* Problem statement
Write every entry out again exactly, please, and skip the pictures.
++++++
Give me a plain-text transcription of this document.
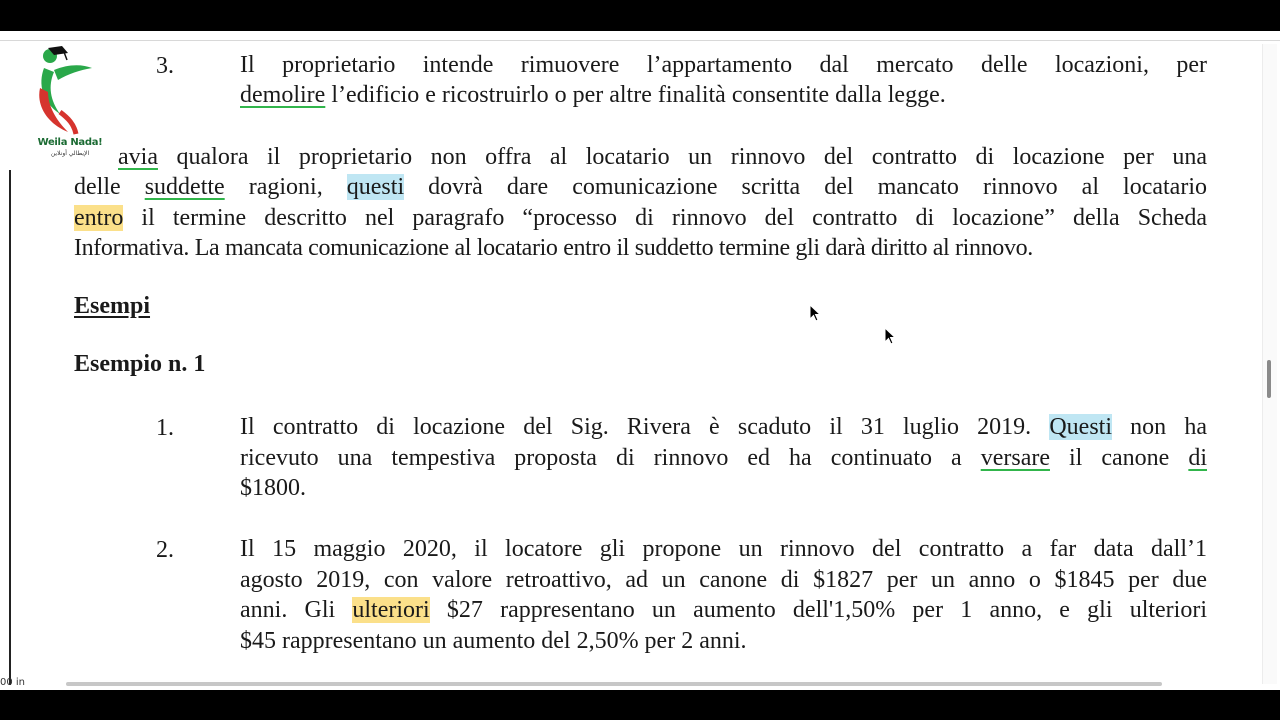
Weila Nada!
الإيطالي أونلاين
3.	Il proprietario intende rimuovere l’appartamento dal mercato delle locazioni, per
demolire l’edificio e ricostruirlo o per altre finalità consentite dalla legge.
avia qualora il proprietario non offra al locatario un rinnovo del contratto di locazione per una
delle suddette ragioni, questi dovrà dare comunicazione scritta del mancato rinnovo al locatario
entro il termine descritto nel paragrafo “processo di rinnovo del contratto di locazione” della Scheda
Informativa. La mancata comunicazione al locatario entro il suddetto termine gli darà diritto al rinnovo.
Esempi
Esempio n. 1
1.	Il contratto di locazione del Sig. Rivera è scaduto il 31 luglio 2019. Questi non ha
ricevuto una tempestiva proposta di rinnovo ed ha continuato a versare il canone di
$1800.
2.	Il 15 maggio 2020, il locatore gli propone un rinnovo del contratto a far data dall’1
agosto 2019, con valore retroattivo, ad un canone di $1827 per un anno o $1845 per due
anni. Gli ulteriori $27 rappresentano un aumento dell'1,50% per 1 anno, e gli ulteriori
$45 rappresentano un aumento del 2,50% per 2 anni.
00 in
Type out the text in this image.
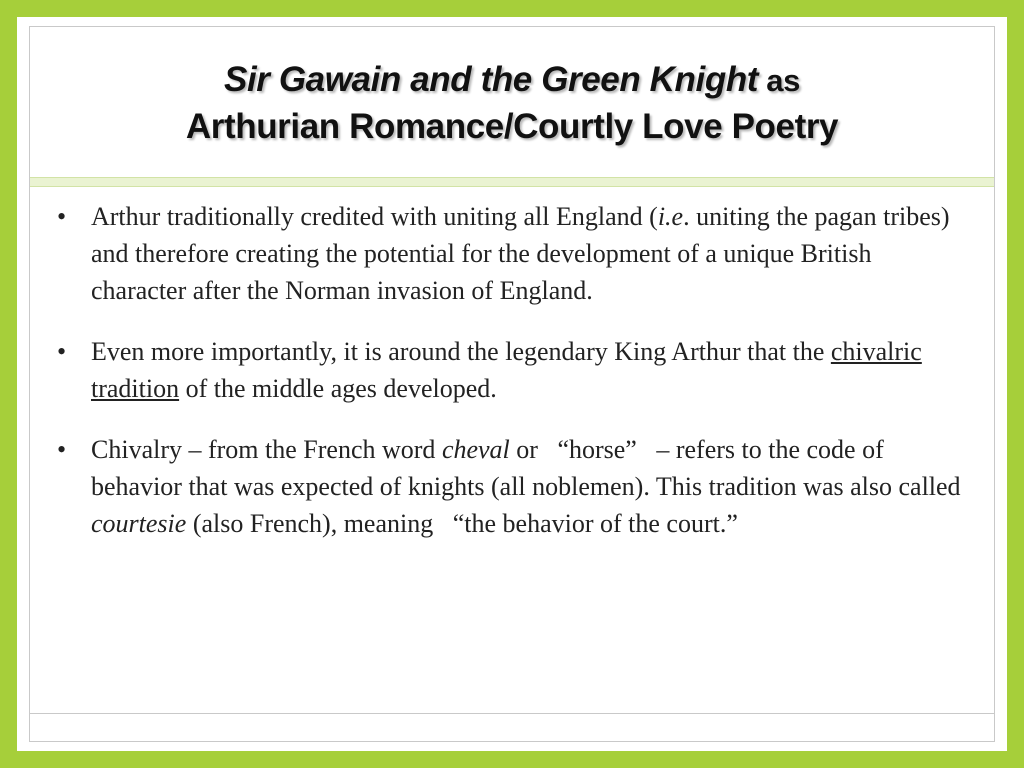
Sir Gawain and the Green Knight as
Arthurian Romance/Courtly Love Poetry
• Arthur traditionally credited with uniting all England (i.e. uniting the pagan tribes) and therefore creating the potential for the development of a unique British character after the Norman invasion of England.
• Even more importantly, it is around the legendary King Arthur that the chivalric tradition of the middle ages developed.
• Chivalry – from the French word cheval or   “horse”   – refers to the code of behavior that was expected of knights (all noblemen). This tradition was also called courtesie (also French), meaning   “the behavior of the court.”
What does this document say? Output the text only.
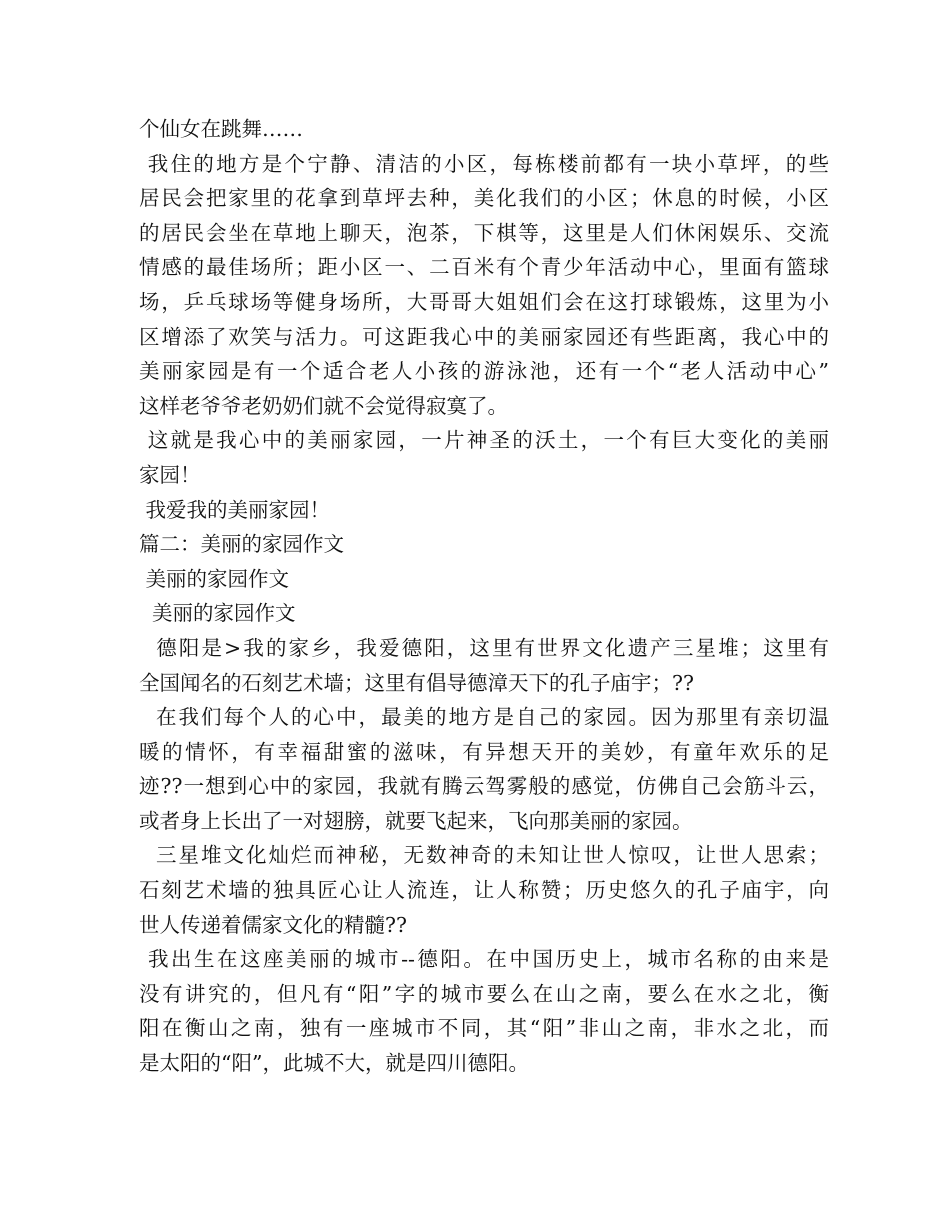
个仙女在跳舞……
我住的地方是个宁静、清洁的小区，每栋楼前都有一块小草坪，的些
居民会把家里的花拿到草坪去种，美化我们的小区；休息的时候，小区
的居民会坐在草地上聊天，泡茶，下棋等，这里是人们休闲娱乐、交流
情感的最佳场所；距小区一、二百米有个青少年活动中心，里面有篮球
场，乒乓球场等健身场所，大哥哥大姐姐们会在这打球锻炼，这里为小
区增添了欢笑与活力。可这距我心中的美丽家园还有些距离，我心中的
美丽家园是有一个适合老人小孩的游泳池，还有一个“老人活动中心”
这样老爷爷老奶奶们就不会觉得寂寞了。
这就是我心中的美丽家园，一片神圣的沃土，一个有巨大变化的美丽
家园！
我爱我的美丽家园！
篇二：美丽的家园作文
美丽的家园作文
美丽的家园作文
德阳是>我的家乡，我爱德阳，这里有世界文化遗产三星堆；这里有
全国闻名的石刻艺术墙；这里有倡导德漳天下的孔子庙宇；??
在我们每个人的心中，最美的地方是自己的家园。因为那里有亲切温
暖的情怀，有幸福甜蜜的滋味，有异想天开的美妙，有童年欢乐的足
迹??一想到心中的家园，我就有腾云驾雾般的感觉，仿佛自己会筋斗云，
或者身上长出了一对翅膀，就要飞起来，飞向那美丽的家园。
三星堆文化灿烂而神秘，无数神奇的未知让世人惊叹，让世人思索；
石刻艺术墙的独具匠心让人流连，让人称赞；历史悠久的孔子庙宇，向
世人传递着儒家文化的精髓??
我出生在这座美丽的城市--德阳。在中国历史上，城市名称的由来是
没有讲究的，但凡有“阳”字的城市要么在山之南，要么在水之北，衡
阳在衡山之南，独有一座城市不同，其“阳”非山之南，非水之北，而
是太阳的“阳”，此城不大，就是四川德阳。
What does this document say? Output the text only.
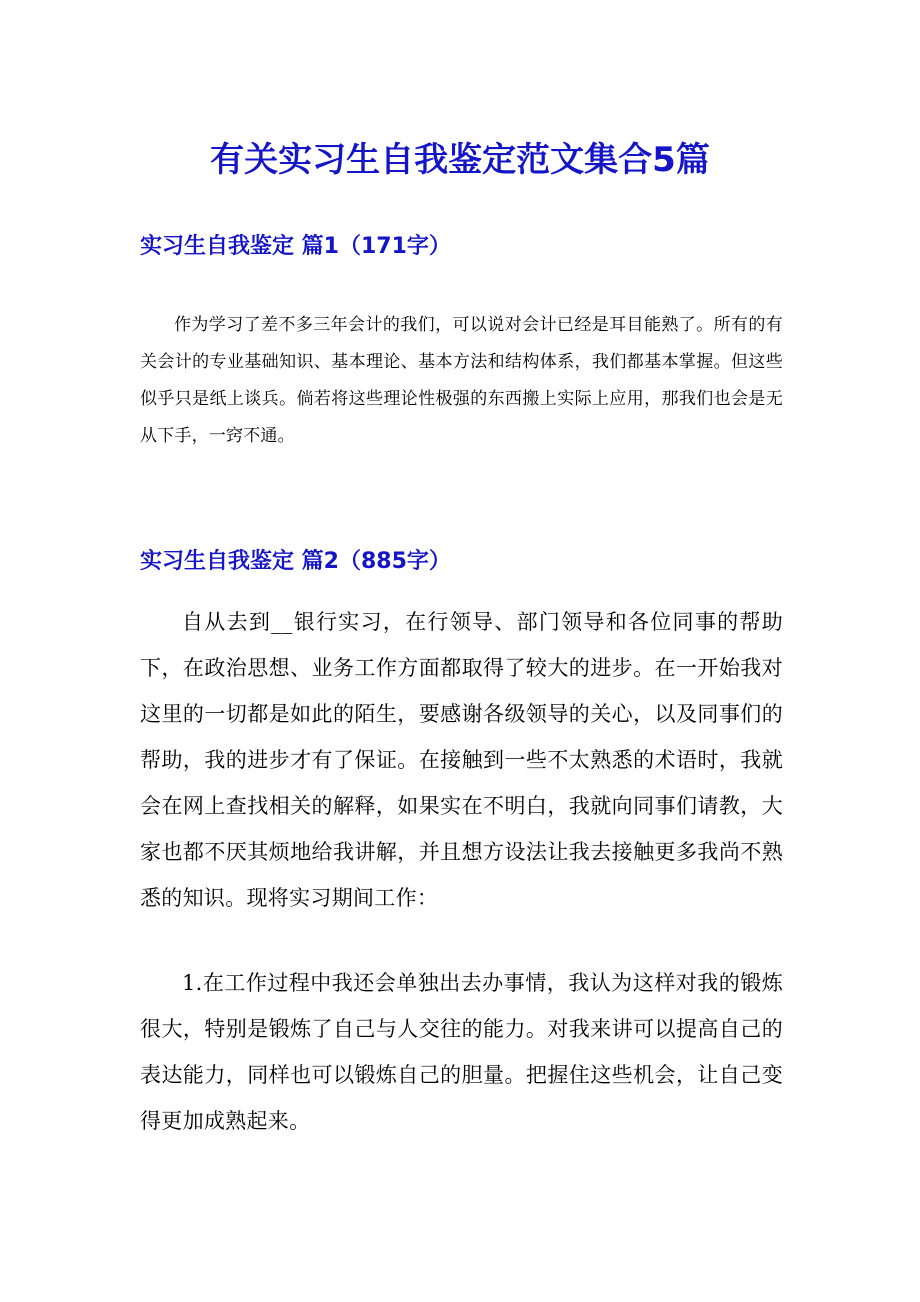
有关实习生自我鉴定范文集合5篇
实习生自我鉴定 篇1（171字）

作为学习了差不多三年会计的我们，可以说对会计已经是耳目能熟了。所有的有关会计的专业基础知识、基本理论、基本方法和结构体系，我们都基本掌握。但这些似乎只是纸上谈兵。倘若将这些理论性极强的东西搬上实际上应用，那我们也会是无从下手，一窍不通。

实习生自我鉴定 篇2（885字）

自从去到__银行实习，在行领导、部门领导和各位同事的帮助下，在政治思想、业务工作方面都取得了较大的进步。在一开始我对这里的一切都是如此的陌生，要感谢各级领导的关心，以及同事们的帮助，我的进步才有了保证。在接触到一些不太熟悉的术语时，我就会在网上查找相关的解释，如果实在不明白，我就向同事们请教，大家也都不厌其烦地给我讲解，并且想方设法让我去接触更多我尚不熟悉的知识。现将实习期间工作：

1.在工作过程中我还会单独出去办事情，我认为这样对我的锻炼很大，特别是锻炼了自己与人交往的能力。对我来讲可以提高自己的表达能力，同样也可以锻炼自己的胆量。把握住这些机会，让自己变得更加成熟起来。
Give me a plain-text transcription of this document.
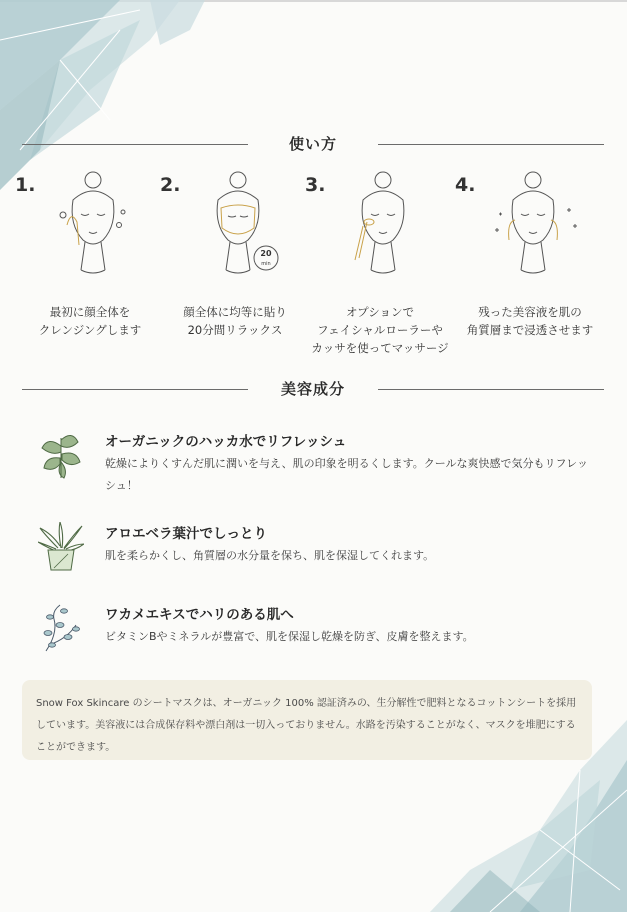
使い方
1.
最初に顔全体を
クレンジングします
2.
20
min
顔全体に均等に貼り
20分間リラックス
3.
オプションで
フェイシャルローラーや
カッサを使ってマッサージ
4.
残った美容液を肌の
角質層まで浸透させます
美容成分
オーガニックのハッカ水でリフレッシュ
乾燥によりくすんだ肌に潤いを与え、肌の印象を明るくします。クールな爽快感で気分もリフレッシュ！
アロエベラ葉汁でしっとり
肌を柔らかくし、角質層の水分量を保ち、肌を保湿してくれます。
ワカメエキスでハリのある肌へ
ビタミンBやミネラルが豊富で、肌を保湿し乾燥を防ぎ、皮膚を整えます。

Snow Fox Skincare のシートマスクは、オーガニック 100% 認証済みの、生分解性で肥料となるコットンシートを採用しています。美容液には合成保存料や漂白剤は一切入っておりません。水路を汚染することがなく、マスクを堆肥にすることができます。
++++++
* Answer
Give me a plain-text transcription of this document.
Weila Nada!
الإيطالي أونلاين
3.	Il proprietario intende rimuovere l’appartamento dal mercato delle locazioni, per
demolire l’edificio e ricostruirlo o per altre finalità consentite dalla legge.
avia qualora il proprietario non offra al locatario un rinnovo del contratto di locazione per una
delle suddette ragioni, questi dovrà dare comunicazione scritta del mancato rinnovo al locatario
entro il termine descritto nel paragrafo “processo di rinnovo del contratto di locazione” della Scheda
Informativa. La mancata comunicazione al locatario entro il suddetto termine gli darà diritto al rinnovo.
Esempi
Esempio n. 1
1.	Il contratto di locazione del Sig. Rivera è scaduto il 31 luglio 2019. Questi non ha
ricevuto una tempestiva proposta di rinnovo ed ha continuato a versare il canone di
$1800.
2.	Il 15 maggio 2020, il locatore gli propone un rinnovo del contratto a far data dall’1
agosto 2019, con valore retroattivo, ad un canone di $1827 per un anno o $1845 per due
anni. Gli ulteriori $27 rappresentano un aumento dell'1,50% per 1 anno, e gli ulteriori
$45 rappresentano un aumento del 2,50% per 2 anni.
00 in
Type out the text in this image.
Sir Gawain and the Green Knight as
Arthurian Romance/Courtly Love Poetry
• Arthur traditionally credited with uniting all England (i.e. uniting the pagan tribes) and therefore creating the potential for the development of a unique British character after the Norman invasion of England.
• Even more importantly, it is around the legendary King Arthur that the chivalric tradition of the middle ages developed.
• Chivalry – from the French word cheval or   “horse”   – refers to the code of behavior that was expected of knights (all noblemen). This tradition was also called courtesie (also French), meaning   “the behavior of the court.”
What does this document say? Output the text only.
个仙女在跳舞……
我住的地方是个宁静、清洁的小区，每栋楼前都有一块小草坪，的些
居民会把家里的花拿到草坪去种，美化我们的小区；休息的时候，小区
的居民会坐在草地上聊天，泡茶，下棋等，这里是人们休闲娱乐、交流
情感的最佳场所；距小区一、二百米有个青少年活动中心，里面有篮球
场，乒乓球场等健身场所，大哥哥大姐姐们会在这打球锻炼，这里为小
区增添了欢笑与活力。可这距我心中的美丽家园还有些距离，我心中的
美丽家园是有一个适合老人小孩的游泳池，还有一个“老人活动中心”
这样老爷爷老奶奶们就不会觉得寂寞了。
这就是我心中的美丽家园，一片神圣的沃土，一个有巨大变化的美丽
家园！
我爱我的美丽家园！
篇二：美丽的家园作文
美丽的家园作文
美丽的家园作文
德阳是>我的家乡，我爱德阳，这里有世界文化遗产三星堆；这里有
全国闻名的石刻艺术墙；这里有倡导德漳天下的孔子庙宇；??
在我们每个人的心中，最美的地方是自己的家园。因为那里有亲切温
暖的情怀，有幸福甜蜜的滋味，有异想天开的美妙，有童年欢乐的足
迹??一想到心中的家园，我就有腾云驾雾般的感觉，仿佛自己会筋斗云，
或者身上长出了一对翅膀，就要飞起来，飞向那美丽的家园。
三星堆文化灿烂而神秘，无数神奇的未知让世人惊叹，让世人思索；
石刻艺术墙的独具匠心让人流连，让人称赞；历史悠久的孔子庙宇，向
世人传递着儒家文化的精髓??
我出生在这座美丽的城市--德阳。在中国历史上，城市名称的由来是
没有讲究的，但凡有“阳”字的城市要么在山之南，要么在水之北，衡
阳在衡山之南，独有一座城市不同，其“阳”非山之南，非水之北，而
是太阳的“阳”，此城不大，就是四川德阳。
What does this document say? Output the text only.
有关实习生自我鉴定范文集合5篇
实习生自我鉴定 篇1（171字）

作为学习了差不多三年会计的我们，可以说对会计已经是耳目能熟了。所有的有关会计的专业基础知识、基本理论、基本方法和结构体系，我们都基本掌握。但这些似乎只是纸上谈兵。倘若将这些理论性极强的东西搬上实际上应用，那我们也会是无从下手，一窍不通。

实习生自我鉴定 篇2（885字）

自从去到__银行实习，在行领导、部门领导和各位同事的帮助下，在政治思想、业务工作方面都取得了较大的进步。在一开始我对这里的一切都是如此的陌生，要感谢各级领导的关心，以及同事们的帮助，我的进步才有了保证。在接触到一些不太熟悉的术语时，我就会在网上查找相关的解释，如果实在不明白，我就向同事们请教，大家也都不厌其烦地给我讲解，并且想方设法让我去接触更多我尚不熟悉的知识。现将实习期间工作：

1.在工作过程中我还会单独出去办事情，我认为这样对我的锻炼很大，特别是锻炼了自己与人交往的能力。对我来讲可以提高自己的表达能力，同样也可以锻炼自己的胆量。把握住这些机会，让自己变得更加成熟起来。
Give me a plain-text transcription of this document.
使い方
1.
最初に顔全体を
クレンジングします
2.
20
min
顔全体に均等に貼り
20分間リラックス
3.
オプションで
フェイシャルローラーや
カッサを使ってマッサージ
4.
残った美容液を肌の
角質層まで浸透させます
美容成分
オーガニックのハッカ水でリフレッシュ
乾燥によりくすんだ肌に潤いを与え、肌の印象を明るくします。クールな爽快感で気分もリフレッシュ！
アロエベラ葉汁でしっとり
肌を柔らかくし、角質層の水分量を保ち、肌を保湿してくれます。
ワカメエキスでハリのある肌へ
ビタミンBやミネラルが豊富で、肌を保湿し乾燥を防ぎ、皮膚を整えます。

Snow Fox Skincare のシートマスクは、オーガニック 100% 認証済みの、生分解性で肥料となるコットンシートを採用しています。美容液には合成保存料や漂白剤は一切入っておりません。水路を汚染することがなく、マスクを堆肥にすることができます。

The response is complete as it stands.